▶ [Written problem] Return each entry exactly, omitting nothing.

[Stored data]
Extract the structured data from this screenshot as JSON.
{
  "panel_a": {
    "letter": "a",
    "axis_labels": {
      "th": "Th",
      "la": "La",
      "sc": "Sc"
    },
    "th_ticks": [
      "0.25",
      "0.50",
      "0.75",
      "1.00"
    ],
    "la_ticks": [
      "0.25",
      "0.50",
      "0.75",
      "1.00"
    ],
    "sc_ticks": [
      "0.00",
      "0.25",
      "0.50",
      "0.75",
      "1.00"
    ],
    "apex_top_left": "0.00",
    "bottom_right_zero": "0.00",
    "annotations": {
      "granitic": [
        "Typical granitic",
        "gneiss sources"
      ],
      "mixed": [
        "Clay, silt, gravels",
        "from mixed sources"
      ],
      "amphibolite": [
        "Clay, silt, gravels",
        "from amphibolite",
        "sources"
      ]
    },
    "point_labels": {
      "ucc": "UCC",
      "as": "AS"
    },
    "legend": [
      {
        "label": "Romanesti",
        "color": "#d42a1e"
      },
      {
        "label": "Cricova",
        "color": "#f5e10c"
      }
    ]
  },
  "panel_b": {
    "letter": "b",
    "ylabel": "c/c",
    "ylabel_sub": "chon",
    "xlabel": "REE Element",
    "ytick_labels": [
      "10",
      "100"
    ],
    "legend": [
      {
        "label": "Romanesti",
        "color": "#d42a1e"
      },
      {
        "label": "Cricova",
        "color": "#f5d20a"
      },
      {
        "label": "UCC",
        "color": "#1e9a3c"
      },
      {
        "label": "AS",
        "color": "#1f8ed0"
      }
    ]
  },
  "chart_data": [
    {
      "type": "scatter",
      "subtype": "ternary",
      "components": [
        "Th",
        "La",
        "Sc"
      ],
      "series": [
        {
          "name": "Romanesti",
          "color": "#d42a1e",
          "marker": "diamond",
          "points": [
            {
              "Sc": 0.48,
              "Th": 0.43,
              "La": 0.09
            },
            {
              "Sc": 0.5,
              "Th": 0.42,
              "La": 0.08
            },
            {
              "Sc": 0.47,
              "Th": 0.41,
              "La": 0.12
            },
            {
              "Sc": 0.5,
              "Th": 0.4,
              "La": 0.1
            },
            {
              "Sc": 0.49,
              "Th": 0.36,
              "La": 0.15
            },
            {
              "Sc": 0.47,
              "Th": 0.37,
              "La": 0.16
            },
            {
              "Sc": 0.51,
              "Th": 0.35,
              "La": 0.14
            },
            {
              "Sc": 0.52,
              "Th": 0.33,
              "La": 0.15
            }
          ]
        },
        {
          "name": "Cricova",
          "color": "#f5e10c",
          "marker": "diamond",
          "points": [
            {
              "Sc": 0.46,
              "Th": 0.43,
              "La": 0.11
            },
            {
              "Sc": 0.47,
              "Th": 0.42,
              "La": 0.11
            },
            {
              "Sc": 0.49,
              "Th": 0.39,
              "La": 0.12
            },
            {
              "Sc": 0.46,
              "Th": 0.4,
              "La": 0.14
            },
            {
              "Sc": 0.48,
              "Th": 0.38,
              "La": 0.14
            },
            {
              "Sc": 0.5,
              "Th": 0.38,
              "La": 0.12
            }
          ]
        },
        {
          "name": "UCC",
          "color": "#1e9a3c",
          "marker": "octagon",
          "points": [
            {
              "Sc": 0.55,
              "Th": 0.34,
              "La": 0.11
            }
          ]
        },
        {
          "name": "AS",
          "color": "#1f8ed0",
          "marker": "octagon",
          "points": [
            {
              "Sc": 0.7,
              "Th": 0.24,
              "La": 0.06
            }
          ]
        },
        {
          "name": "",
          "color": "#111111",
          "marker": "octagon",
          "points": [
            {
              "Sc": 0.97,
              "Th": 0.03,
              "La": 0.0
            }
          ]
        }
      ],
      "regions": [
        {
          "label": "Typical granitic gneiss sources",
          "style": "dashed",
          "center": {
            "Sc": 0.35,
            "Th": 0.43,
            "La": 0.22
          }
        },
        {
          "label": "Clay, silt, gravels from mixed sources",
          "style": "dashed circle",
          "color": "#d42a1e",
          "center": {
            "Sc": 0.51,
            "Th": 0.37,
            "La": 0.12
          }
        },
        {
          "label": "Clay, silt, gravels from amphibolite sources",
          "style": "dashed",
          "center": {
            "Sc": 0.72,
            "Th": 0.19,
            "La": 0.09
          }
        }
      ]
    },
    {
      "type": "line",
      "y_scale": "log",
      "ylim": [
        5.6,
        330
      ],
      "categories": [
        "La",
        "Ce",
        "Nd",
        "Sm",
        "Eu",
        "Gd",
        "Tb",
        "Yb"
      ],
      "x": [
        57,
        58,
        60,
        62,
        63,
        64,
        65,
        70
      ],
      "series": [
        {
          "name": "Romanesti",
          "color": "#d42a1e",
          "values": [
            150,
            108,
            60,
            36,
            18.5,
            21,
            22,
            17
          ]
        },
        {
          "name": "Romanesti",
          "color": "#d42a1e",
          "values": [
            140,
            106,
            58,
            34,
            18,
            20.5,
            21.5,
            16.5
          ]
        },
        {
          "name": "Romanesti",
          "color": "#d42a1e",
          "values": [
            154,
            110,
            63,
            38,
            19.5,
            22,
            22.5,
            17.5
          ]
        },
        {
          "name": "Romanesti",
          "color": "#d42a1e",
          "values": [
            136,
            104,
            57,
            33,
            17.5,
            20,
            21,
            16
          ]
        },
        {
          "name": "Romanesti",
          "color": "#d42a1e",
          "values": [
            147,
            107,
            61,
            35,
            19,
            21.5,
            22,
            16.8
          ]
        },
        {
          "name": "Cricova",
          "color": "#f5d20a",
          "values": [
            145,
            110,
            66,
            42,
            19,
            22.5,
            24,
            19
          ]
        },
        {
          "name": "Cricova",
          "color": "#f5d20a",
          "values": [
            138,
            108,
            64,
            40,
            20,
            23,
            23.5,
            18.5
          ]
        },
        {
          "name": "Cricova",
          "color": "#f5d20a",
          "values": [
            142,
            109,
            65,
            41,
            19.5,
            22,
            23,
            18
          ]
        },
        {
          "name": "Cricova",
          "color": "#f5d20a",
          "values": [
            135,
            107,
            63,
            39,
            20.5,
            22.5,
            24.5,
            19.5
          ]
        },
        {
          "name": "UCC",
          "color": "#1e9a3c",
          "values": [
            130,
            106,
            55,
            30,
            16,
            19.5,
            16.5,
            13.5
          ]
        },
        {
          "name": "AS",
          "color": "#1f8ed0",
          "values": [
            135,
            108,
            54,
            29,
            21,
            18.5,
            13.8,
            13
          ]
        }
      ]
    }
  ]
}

▶ [Exercise result]
Extract the structured data from this screenshot as JSON.
{
  "panel_a": {
    "letter": "a",
    "axis_labels": {
      "th": "Th",
      "la": "La",
      "sc": "Sc"
    },
    "th_ticks": [
      "0.25",
      "0.50",
      "0.75",
      "1.00"
    ],
    "la_ticks": [
      "0.25",
      "0.50",
      "0.75",
      "1.00"
    ],
    "sc_ticks": [
      "0.00",
      "0.25",
      "0.50",
      "0.75",
      "1.00"
    ],
    "apex_top_left": "0.00",
    "bottom_right_zero": "0.00",
    "annotations": {
      "granitic": [
        "Typical granitic",
        "gneiss sources"
      ],
      "mixed": [
        "Clay, silt, gravels",
        "from mixed sources"
      ],
      "amphibolite": [
        "Clay, silt, gravels",
        "from amphibolite",
        "sources"
      ]
    },
    "point_labels": {
      "ucc": "UCC",
      "as": "AS"
    },
    "legend": [
      {
        "label": "Romanesti",
        "color": "#d42a1e"
      },
      {
        "label": "Cricova",
        "color": "#f5e10c"
      }
    ]
  },
  "panel_b": {
    "letter": "b",
    "ylabel": "c/c",
    "ylabel_sub": "chon",
    "xlabel": "REE Element",
    "ytick_labels": [
      "10",
      "100"
    ],
    "legend": [
      {
        "label": "Romanesti",
        "color": "#d42a1e"
      },
      {
        "label": "Cricova",
        "color": "#f5d20a"
      },
      {
        "label": "UCC",
        "color": "#1e9a3c"
      },
      {
        "label": "AS",
        "color": "#1f8ed0"
      }
    ]
  },
  "chart_data": [
    {
      "type": "scatter",
      "subtype": "ternary",
      "components": [
        "Th",
        "La",
        "Sc"
      ],
      "series": [
        {
          "name": "Romanesti",
          "color": "#d42a1e",
          "marker": "diamond",
          "points": [
            {
              "Sc": 0.48,
              "Th": 0.43,
              "La": 0.09
            },
            {
              "Sc": 0.5,
              "Th": 0.42,
              "La": 0.08
            },
            {
              "Sc": 0.47,
              "Th": 0.41,
              "La": 0.12
            },
            {
              "Sc": 0.5,
              "Th": 0.4,
              "La": 0.1
            },
            {
              "Sc": 0.49,
              "Th": 0.36,
              "La": 0.15
            },
            {
              "Sc": 0.47,
              "Th": 0.37,
              "La": 0.16
            },
            {
              "Sc": 0.51,
              "Th": 0.35,
              "La": 0.14
            },
            {
              "Sc": 0.52,
              "Th": 0.33,
              "La": 0.15
            }
          ]
        },
        {
          "name": "Cricova",
          "color": "#f5e10c",
          "marker": "diamond",
          "points": [
            {
              "Sc": 0.46,
              "Th": 0.43,
              "La": 0.11
            },
            {
              "Sc": 0.47,
              "Th": 0.42,
              "La": 0.11
            },
            {
              "Sc": 0.49,
              "Th": 0.39,
              "La": 0.12
            },
            {
              "Sc": 0.46,
              "Th": 0.4,
              "La": 0.14
            },
            {
              "Sc": 0.48,
              "Th": 0.38,
              "La": 0.14
            },
            {
              "Sc": 0.5,
              "Th": 0.38,
              "La": 0.12
            }
          ]
        },
        {
          "name": "UCC",
          "color": "#1e9a3c",
          "marker": "octagon",
          "points": [
            {
              "Sc": 0.55,
              "Th": 0.34,
              "La": 0.11
            }
          ]
        },
        {
          "name": "AS",
          "color": "#1f8ed0",
          "marker": "octagon",
          "points": [
            {
              "Sc": 0.7,
              "Th": 0.24,
              "La": 0.06
            }
          ]
        },
        {
          "name": "",
          "color": "#111111",
          "marker": "octagon",
          "points": [
            {
              "Sc": 0.97,
              "Th": 0.03,
              "La": 0.0
            }
          ]
        }
      ],
      "regions": [
        {
          "label": "Typical granitic gneiss sources",
          "style": "dashed",
          "center": {
            "Sc": 0.35,
            "Th": 0.43,
            "La": 0.22
          }
        },
        {
          "label": "Clay, silt, gravels from mixed sources",
          "style": "dashed circle",
          "color": "#d42a1e",
          "center": {
            "Sc": 0.51,
            "Th": 0.37,
            "La": 0.12
          }
        },
        {
          "label": "Clay, silt, gravels from amphibolite sources",
          "style": "dashed",
          "center": {
            "Sc": 0.72,
            "Th": 0.19,
            "La": 0.09
          }
        }
      ]
    },
    {
      "type": "line",
      "y_scale": "log",
      "ylim": [
        5.6,
        330
      ],
      "categories": [
        "La",
        "Ce",
        "Nd",
        "Sm",
        "Eu",
        "Gd",
        "Tb",
        "Yb"
      ],
      "x": [
        57,
        58,
        60,
        62,
        63,
        64,
        65,
        70
      ],
      "series": [
        {
          "name": "Romanesti",
          "color": "#d42a1e",
          "values": [
            150,
            108,
            60,
            36,
            18.5,
            21,
            22,
            17
          ]
        },
        {
          "name": "Romanesti",
          "color": "#d42a1e",
          "values": [
            140,
            106,
            58,
            34,
            18,
            20.5,
            21.5,
            16.5
          ]
        },
        {
          "name": "Romanesti",
          "color": "#d42a1e",
          "values": [
            154,
            110,
            63,
            38,
            19.5,
            22,
            22.5,
            17.5
          ]
        },
        {
          "name": "Romanesti",
          "color": "#d42a1e",
          "values": [
            136,
            104,
            57,
            33,
            17.5,
            20,
            21,
            16
          ]
        },
        {
          "name": "Romanesti",
          "color": "#d42a1e",
          "values": [
            147,
            107,
            61,
            35,
            19,
            21.5,
            22,
            16.8
          ]
        },
        {
          "name": "Cricova",
          "color": "#f5d20a",
          "values": [
            145,
            110,
            66,
            42,
            19,
            22.5,
            24,
            19
          ]
        },
        {
          "name": "Cricova",
          "color": "#f5d20a",
          "values": [
            138,
            108,
            64,
            40,
            20,
            23,
            23.5,
            18.5
          ]
        },
        {
          "name": "Cricova",
          "color": "#f5d20a",
          "values": [
            142,
            109,
            65,
            41,
            19.5,
            22,
            23,
            18
          ]
        },
        {
          "name": "Cricova",
          "color": "#f5d20a",
          "values": [
            135,
            107,
            63,
            39,
            20.5,
            22.5,
            24.5,
            19.5
          ]
        },
        {
          "name": "UCC",
          "color": "#1e9a3c",
          "values": [
            130,
            106,
            55,
            30,
            16,
            19.5,
            16.5,
            13.5
          ]
        },
        {
          "name": "AS",
          "color": "#1f8ed0",
          "values": [
            135,
            108,
            54,
            29,
            21,
            18.5,
            13.8,
            13
          ]
        }
      ]
    }
  ]
}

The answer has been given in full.